REQUIRED WORK. Where does the string "scenarios" appear? Copy every line of the entries below that holds it.

RECORDS FOR PROCESSING.

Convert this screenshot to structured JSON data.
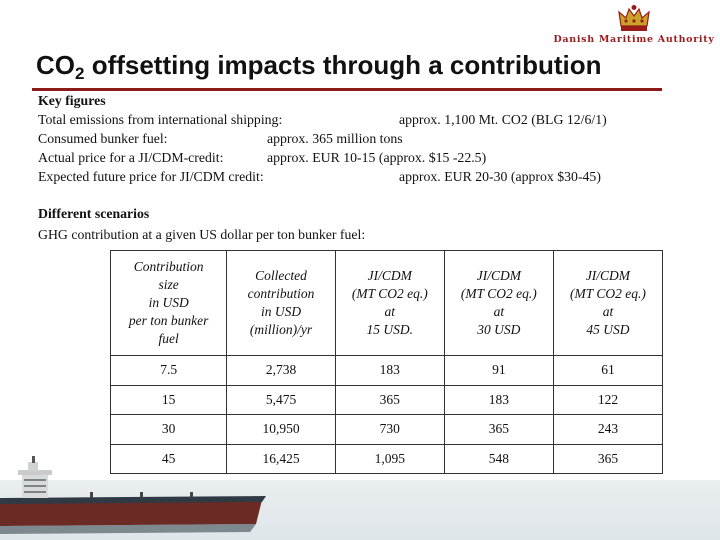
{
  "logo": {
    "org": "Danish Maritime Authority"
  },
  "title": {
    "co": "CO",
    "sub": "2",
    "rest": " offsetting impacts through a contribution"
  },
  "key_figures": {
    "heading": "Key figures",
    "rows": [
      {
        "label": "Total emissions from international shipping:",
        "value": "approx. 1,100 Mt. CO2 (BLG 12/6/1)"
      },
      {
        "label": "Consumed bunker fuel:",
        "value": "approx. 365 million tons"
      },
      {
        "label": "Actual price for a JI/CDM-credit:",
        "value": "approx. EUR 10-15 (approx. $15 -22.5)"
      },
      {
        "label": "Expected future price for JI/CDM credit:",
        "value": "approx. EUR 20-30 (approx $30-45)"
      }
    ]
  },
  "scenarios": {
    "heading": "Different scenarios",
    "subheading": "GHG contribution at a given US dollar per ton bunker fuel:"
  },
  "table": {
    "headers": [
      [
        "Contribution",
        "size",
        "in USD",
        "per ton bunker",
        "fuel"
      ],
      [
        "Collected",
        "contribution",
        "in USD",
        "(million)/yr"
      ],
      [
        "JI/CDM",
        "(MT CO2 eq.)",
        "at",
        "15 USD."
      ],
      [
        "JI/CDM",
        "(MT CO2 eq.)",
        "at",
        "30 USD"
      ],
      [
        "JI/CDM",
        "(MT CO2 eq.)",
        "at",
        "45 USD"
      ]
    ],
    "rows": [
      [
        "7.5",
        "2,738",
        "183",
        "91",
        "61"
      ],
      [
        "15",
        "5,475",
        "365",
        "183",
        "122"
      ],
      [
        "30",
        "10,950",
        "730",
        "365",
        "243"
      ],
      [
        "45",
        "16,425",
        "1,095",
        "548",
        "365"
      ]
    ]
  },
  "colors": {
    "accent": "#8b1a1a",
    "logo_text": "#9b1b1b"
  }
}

...

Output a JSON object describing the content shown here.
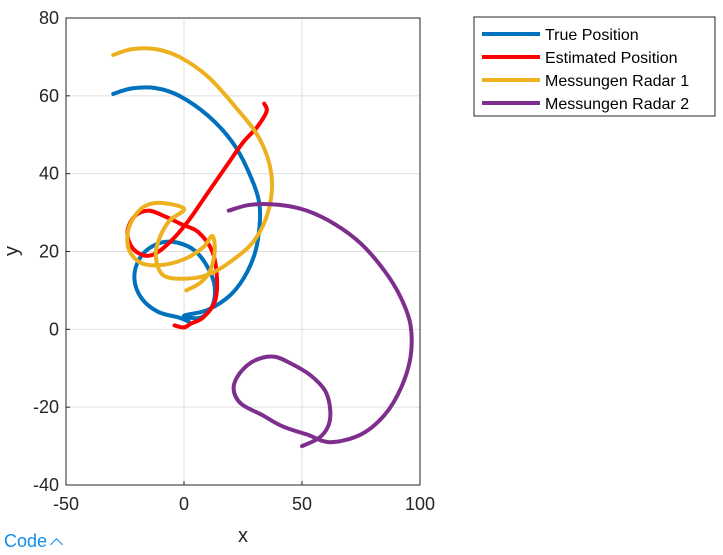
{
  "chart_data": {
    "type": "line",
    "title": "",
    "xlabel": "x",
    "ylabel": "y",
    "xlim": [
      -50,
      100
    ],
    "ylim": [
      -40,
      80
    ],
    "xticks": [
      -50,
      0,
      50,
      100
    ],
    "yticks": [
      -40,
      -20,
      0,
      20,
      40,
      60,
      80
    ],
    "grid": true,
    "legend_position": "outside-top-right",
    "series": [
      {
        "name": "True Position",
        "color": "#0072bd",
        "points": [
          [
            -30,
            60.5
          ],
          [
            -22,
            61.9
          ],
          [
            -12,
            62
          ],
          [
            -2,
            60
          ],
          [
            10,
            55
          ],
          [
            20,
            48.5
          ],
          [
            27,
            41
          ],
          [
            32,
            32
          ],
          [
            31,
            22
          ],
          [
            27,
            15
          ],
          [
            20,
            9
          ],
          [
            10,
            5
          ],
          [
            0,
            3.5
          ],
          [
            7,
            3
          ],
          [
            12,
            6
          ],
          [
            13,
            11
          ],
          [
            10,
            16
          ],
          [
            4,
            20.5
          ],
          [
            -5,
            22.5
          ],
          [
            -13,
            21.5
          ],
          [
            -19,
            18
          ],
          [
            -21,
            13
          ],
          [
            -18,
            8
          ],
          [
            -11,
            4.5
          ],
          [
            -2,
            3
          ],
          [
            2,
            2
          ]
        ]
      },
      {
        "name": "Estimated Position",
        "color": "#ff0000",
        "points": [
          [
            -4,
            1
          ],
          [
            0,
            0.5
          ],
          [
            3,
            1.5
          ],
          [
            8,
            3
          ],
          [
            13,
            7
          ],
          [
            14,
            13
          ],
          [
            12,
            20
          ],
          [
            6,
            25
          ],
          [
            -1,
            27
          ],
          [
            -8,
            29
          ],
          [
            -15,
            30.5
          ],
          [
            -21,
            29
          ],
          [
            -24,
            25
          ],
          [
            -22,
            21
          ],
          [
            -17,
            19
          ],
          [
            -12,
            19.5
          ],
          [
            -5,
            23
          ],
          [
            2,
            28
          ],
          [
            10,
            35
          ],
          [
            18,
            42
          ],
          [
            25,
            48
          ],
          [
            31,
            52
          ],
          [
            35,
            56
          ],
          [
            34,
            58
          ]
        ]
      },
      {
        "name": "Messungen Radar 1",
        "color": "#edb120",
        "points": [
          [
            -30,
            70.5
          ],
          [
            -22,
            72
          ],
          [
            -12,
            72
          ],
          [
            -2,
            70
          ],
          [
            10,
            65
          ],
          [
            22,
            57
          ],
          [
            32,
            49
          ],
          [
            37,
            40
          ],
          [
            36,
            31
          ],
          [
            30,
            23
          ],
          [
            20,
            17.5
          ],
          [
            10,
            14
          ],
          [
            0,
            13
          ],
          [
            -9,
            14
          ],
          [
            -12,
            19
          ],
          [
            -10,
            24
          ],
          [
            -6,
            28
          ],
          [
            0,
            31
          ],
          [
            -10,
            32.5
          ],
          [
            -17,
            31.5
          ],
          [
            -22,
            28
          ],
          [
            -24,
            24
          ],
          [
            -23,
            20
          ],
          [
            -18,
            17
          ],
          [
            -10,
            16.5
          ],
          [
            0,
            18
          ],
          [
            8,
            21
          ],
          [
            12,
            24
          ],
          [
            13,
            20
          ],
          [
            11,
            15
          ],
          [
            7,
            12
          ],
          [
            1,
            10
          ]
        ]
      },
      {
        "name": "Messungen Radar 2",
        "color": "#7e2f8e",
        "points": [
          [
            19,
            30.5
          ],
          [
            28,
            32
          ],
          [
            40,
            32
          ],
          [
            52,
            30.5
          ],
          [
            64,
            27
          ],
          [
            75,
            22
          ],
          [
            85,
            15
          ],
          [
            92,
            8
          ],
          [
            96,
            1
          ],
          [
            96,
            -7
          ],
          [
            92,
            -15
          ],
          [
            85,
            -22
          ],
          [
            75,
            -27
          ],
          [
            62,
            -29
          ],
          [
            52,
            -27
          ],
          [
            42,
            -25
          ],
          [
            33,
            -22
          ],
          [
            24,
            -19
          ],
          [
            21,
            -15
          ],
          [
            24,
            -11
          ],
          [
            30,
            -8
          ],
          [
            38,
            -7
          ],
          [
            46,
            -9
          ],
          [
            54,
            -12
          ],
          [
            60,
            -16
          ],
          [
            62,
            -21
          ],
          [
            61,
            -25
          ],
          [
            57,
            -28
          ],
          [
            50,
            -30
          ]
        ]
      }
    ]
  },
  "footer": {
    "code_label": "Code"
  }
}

--

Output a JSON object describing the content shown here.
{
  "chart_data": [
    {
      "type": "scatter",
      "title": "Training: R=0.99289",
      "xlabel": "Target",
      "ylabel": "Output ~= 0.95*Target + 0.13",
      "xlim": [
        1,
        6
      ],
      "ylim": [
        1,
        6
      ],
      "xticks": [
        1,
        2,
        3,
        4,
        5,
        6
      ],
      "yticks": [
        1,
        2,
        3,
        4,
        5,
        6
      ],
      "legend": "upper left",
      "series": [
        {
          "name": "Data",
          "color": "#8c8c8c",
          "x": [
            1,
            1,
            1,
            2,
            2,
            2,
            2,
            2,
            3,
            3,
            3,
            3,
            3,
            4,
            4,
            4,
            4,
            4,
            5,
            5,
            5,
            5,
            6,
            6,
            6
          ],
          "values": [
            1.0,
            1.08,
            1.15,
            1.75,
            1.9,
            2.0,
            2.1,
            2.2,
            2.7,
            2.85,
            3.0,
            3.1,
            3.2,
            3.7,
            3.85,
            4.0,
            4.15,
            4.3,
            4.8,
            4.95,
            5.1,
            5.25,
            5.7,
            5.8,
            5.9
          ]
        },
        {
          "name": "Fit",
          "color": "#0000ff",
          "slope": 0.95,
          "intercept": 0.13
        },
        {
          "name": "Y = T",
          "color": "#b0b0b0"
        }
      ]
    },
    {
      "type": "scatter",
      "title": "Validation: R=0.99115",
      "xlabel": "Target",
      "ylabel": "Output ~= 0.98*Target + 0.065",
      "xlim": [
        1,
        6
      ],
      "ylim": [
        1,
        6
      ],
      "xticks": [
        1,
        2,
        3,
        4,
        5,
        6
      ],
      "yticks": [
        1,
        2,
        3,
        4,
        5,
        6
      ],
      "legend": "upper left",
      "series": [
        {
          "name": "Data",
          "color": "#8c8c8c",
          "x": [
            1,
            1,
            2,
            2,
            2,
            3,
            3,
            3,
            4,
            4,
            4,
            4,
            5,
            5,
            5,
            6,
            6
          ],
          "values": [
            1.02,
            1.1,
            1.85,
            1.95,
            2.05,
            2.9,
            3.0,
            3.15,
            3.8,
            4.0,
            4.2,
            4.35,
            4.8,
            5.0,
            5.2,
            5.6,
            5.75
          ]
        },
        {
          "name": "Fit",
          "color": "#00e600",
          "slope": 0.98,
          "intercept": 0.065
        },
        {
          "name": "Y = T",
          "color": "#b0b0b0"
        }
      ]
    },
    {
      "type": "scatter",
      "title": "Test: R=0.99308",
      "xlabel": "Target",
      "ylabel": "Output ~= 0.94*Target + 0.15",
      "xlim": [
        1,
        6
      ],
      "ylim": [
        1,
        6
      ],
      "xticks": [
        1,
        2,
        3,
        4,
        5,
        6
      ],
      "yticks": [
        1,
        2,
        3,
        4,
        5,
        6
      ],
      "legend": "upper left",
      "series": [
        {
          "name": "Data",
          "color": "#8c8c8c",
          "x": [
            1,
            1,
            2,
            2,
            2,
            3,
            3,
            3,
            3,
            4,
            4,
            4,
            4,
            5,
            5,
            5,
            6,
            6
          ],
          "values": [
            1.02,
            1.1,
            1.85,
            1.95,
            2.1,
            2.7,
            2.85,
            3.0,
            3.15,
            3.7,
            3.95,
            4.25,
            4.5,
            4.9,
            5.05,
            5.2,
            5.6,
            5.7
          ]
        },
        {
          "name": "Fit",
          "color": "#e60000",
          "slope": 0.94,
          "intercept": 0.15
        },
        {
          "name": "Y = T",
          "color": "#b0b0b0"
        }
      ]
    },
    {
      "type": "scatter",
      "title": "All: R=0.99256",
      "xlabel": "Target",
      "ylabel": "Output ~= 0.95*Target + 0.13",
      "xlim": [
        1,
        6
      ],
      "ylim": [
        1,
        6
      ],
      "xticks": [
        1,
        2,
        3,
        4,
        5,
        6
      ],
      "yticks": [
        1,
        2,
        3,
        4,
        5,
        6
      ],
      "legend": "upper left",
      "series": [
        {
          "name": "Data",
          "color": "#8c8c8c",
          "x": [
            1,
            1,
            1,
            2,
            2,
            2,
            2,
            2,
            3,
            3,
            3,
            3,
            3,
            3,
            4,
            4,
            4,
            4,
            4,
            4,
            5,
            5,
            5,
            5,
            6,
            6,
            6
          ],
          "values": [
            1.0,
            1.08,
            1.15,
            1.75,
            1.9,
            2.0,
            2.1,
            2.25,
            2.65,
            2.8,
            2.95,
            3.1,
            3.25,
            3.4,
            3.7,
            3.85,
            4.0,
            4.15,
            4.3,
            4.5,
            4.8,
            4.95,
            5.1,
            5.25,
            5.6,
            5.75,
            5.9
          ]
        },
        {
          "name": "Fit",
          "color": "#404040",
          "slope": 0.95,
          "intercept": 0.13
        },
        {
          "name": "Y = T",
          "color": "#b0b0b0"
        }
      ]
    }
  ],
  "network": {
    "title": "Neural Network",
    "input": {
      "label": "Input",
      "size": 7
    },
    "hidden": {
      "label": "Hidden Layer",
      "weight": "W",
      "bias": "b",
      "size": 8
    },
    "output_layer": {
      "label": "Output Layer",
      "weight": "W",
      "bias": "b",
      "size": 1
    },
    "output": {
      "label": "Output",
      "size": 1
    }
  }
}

RESULT OF THIS EXERCISE.
  "scenarios": {
    "heading": "Different scenarios",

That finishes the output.